═════ Supplied records
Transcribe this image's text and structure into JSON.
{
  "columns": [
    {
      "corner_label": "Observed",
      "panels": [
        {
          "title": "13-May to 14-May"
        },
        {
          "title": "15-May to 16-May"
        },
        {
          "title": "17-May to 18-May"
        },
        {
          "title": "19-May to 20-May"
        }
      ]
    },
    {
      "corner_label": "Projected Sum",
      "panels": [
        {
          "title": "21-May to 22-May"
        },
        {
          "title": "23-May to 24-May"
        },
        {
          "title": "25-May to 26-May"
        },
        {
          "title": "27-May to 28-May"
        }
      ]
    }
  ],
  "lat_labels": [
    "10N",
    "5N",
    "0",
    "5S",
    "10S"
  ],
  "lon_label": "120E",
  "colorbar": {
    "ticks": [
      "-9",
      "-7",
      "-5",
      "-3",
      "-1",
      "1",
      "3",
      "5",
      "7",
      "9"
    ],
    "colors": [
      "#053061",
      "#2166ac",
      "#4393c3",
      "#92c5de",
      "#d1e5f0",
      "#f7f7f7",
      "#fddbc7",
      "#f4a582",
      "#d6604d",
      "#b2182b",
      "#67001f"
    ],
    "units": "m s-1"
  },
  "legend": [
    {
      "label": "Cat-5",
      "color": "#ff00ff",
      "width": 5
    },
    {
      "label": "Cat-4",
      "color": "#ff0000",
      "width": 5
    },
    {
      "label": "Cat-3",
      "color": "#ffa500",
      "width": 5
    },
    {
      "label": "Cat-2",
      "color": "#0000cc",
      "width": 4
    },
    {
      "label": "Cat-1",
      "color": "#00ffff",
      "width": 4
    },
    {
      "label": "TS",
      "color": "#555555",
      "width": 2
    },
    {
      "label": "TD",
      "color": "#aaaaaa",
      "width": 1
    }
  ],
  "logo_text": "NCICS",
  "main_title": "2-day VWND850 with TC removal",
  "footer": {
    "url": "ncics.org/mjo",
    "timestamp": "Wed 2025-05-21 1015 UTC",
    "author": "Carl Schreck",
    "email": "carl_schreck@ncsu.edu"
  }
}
══════════
▶ _Problem to work on_:
Reproduce the material exactly, with every line intact.

▶ _Solution to this problem_:
Transcribe this image's text and structure into JSON.
{
  "columns": [
    {
      "corner_label": "Observed",
      "panels": [
        {
          "title": "13-May to 14-May"
        },
        {
          "title": "15-May to 16-May"
        },
        {
          "title": "17-May to 18-May"
        },
        {
          "title": "19-May to 20-May"
        }
      ]
    },
    {
      "corner_label": "Projected Sum",
      "panels": [
        {
          "title": "21-May to 22-May"
        },
        {
          "title": "23-May to 24-May"
        },
        {
          "title": "25-May to 26-May"
        },
        {
          "title": "27-May to 28-May"
        }
      ]
    }
  ],
  "lat_labels": [
    "10N",
    "5N",
    "0",
    "5S",
    "10S"
  ],
  "lon_label": "120E",
  "colorbar": {
    "ticks": [
      "-9",
      "-7",
      "-5",
      "-3",
      "-1",
      "1",
      "3",
      "5",
      "7",
      "9"
    ],
    "colors": [
      "#053061",
      "#2166ac",
      "#4393c3",
      "#92c5de",
      "#d1e5f0",
      "#f7f7f7",
      "#fddbc7",
      "#f4a582",
      "#d6604d",
      "#b2182b",
      "#67001f"
    ],
    "units": "m s-1"
  },
  "legend": [
    {
      "label": "Cat-5",
      "color": "#ff00ff",
      "width": 5
    },
    {
      "label": "Cat-4",
      "color": "#ff0000",
      "width": 5
    },
    {
      "label": "Cat-3",
      "color": "#ffa500",
      "width": 5
    },
    {
      "label": "Cat-2",
      "color": "#0000cc",
      "width": 4
    },
    {
      "label": "Cat-1",
      "color": "#00ffff",
      "width": 4
    },
    {
      "label": "TS",
      "color": "#555555",
      "width": 2
    },
    {
      "label": "TD",
      "color": "#aaaaaa",
      "width": 1
    }
  ],
  "logo_text": "NCICS",
  "main_title": "2-day VWND850 with TC removal",
  "footer": {
    "url": "ncics.org/mjo",
    "timestamp": "Wed 2025-05-21 1015 UTC",
    "author": "Carl Schreck",
    "email": "carl_schreck@ncsu.edu"
  }
}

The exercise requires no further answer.